## Entries
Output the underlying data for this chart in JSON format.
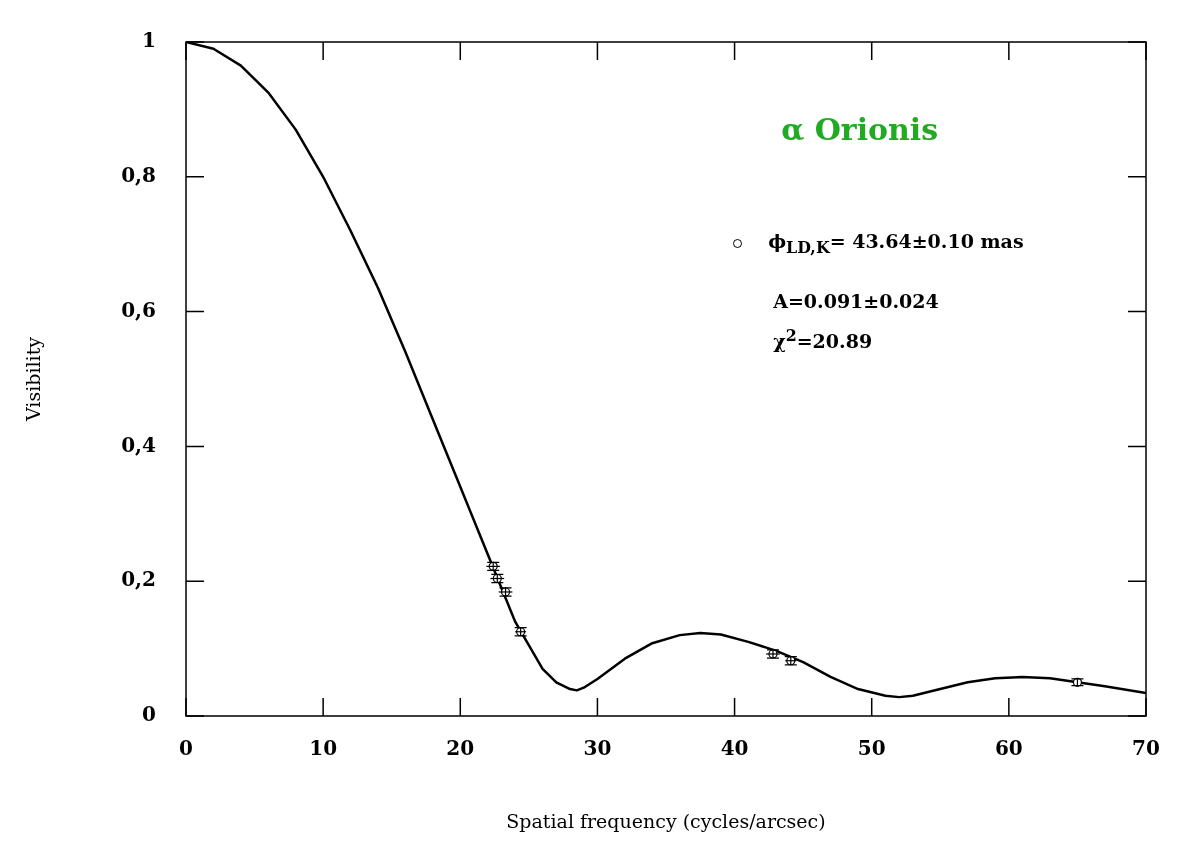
{
  "chart_data": {
    "type": "line",
    "title": "α Orionis",
    "xlabel": "Spatial frequency (cycles/arcsec)",
    "ylabel": "Visibility",
    "xlim": [
      0,
      70
    ],
    "xticks": [
      0,
      10,
      20,
      30,
      40,
      50,
      60,
      70
    ],
    "ylim": [
      0,
      1
    ],
    "yticks": [
      0,
      {
        "value": 0.2,
        "label": "0,2"
      },
      {
        "value": 0.4,
        "label": "0,4"
      },
      {
        "value": 0.6,
        "label": "0,6"
      },
      {
        "value": 0.8,
        "label": "0,8"
      },
      1
    ],
    "grid": false,
    "legend": "top right",
    "annotations": [
      "A=0.091±0.024",
      "χ$^{2}$=20.89"
    ],
    "series": [
      {
        "color": "#000000",
        "marker": "none",
        "x": [
          0,
          2,
          4,
          6,
          8,
          10,
          12,
          14,
          16,
          18,
          20,
          22,
          24,
          26,
          27,
          28,
          28.5,
          29,
          30,
          32,
          34,
          36,
          37.5,
          39,
          41,
          43,
          45,
          47,
          49,
          51,
          52,
          53,
          55,
          57,
          59,
          61,
          63,
          65,
          67,
          70
        ],
        "values": [
          1,
          0.99,
          0.965,
          0.925,
          0.87,
          0.8,
          0.72,
          0.635,
          0.54,
          0.44,
          0.34,
          0.24,
          0.14,
          0.07,
          0.05,
          0.04,
          0.038,
          0.042,
          0.055,
          0.085,
          0.108,
          0.12,
          0.123,
          0.121,
          0.11,
          0.097,
          0.08,
          0.058,
          0.04,
          0.03,
          0.028,
          0.03,
          0.04,
          0.05,
          0.056,
          0.058,
          0.056,
          0.05,
          0.044,
          0.034
        ]
      },
      {
        "type": "scatter",
        "name": "ϕ$_{LD,K}$= 43.64±0.10 mas",
        "color": "#000000",
        "marker": "circle",
        "x": [
          22.4,
          22.7,
          23.3,
          24.4,
          42.8,
          44.1,
          65.0
        ],
        "values": [
          0.222,
          0.204,
          0.184,
          0.125,
          0.092,
          0.082,
          0.05
        ],
        "errors": [
          0.006,
          0.006,
          0.006,
          0.006,
          0.006,
          0.006,
          0.005
        ],
        "xerrors": [
          0.5,
          0.5,
          0.5,
          0.4,
          0.5,
          0.4,
          null
        ]
      }
    ]
  }
}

## Task details
Strip out the images, then output the records above word for word.

## Correct result
Output the underlying data for this chart in JSON format.
{
  "chart_data": {
    "type": "line",
    "title": "α Orionis",
    "xlabel": "Spatial frequency (cycles/arcsec)",
    "ylabel": "Visibility",
    "xlim": [
      0,
      70
    ],
    "xticks": [
      0,
      10,
      20,
      30,
      40,
      50,
      60,
      70
    ],
    "ylim": [
      0,
      1
    ],
    "yticks": [
      0,
      {
        "value": 0.2,
        "label": "0,2"
      },
      {
        "value": 0.4,
        "label": "0,4"
      },
      {
        "value": 0.6,
        "label": "0,6"
      },
      {
        "value": 0.8,
        "label": "0,8"
      },
      1
    ],
    "grid": false,
    "legend": "top right",
    "annotations": [
      "A=0.091±0.024",
      "χ$^{2}$=20.89"
    ],
    "series": [
      {
        "color": "#000000",
        "marker": "none",
        "x": [
          0,
          2,
          4,
          6,
          8,
          10,
          12,
          14,
          16,
          18,
          20,
          22,
          24,
          26,
          27,
          28,
          28.5,
          29,
          30,
          32,
          34,
          36,
          37.5,
          39,
          41,
          43,
          45,
          47,
          49,
          51,
          52,
          53,
          55,
          57,
          59,
          61,
          63,
          65,
          67,
          70
        ],
        "values": [
          1,
          0.99,
          0.965,
          0.925,
          0.87,
          0.8,
          0.72,
          0.635,
          0.54,
          0.44,
          0.34,
          0.24,
          0.14,
          0.07,
          0.05,
          0.04,
          0.038,
          0.042,
          0.055,
          0.085,
          0.108,
          0.12,
          0.123,
          0.121,
          0.11,
          0.097,
          0.08,
          0.058,
          0.04,
          0.03,
          0.028,
          0.03,
          0.04,
          0.05,
          0.056,
          0.058,
          0.056,
          0.05,
          0.044,
          0.034
        ]
      },
      {
        "type": "scatter",
        "name": "ϕ$_{LD,K}$= 43.64±0.10 mas",
        "color": "#000000",
        "marker": "circle",
        "x": [
          22.4,
          22.7,
          23.3,
          24.4,
          42.8,
          44.1,
          65.0
        ],
        "values": [
          0.222,
          0.204,
          0.184,
          0.125,
          0.092,
          0.082,
          0.05
        ],
        "errors": [
          0.006,
          0.006,
          0.006,
          0.006,
          0.006,
          0.006,
          0.005
        ],
        "xerrors": [
          0.5,
          0.5,
          0.5,
          0.4,
          0.5,
          0.4,
          null
        ]
      }
    ]
  }
}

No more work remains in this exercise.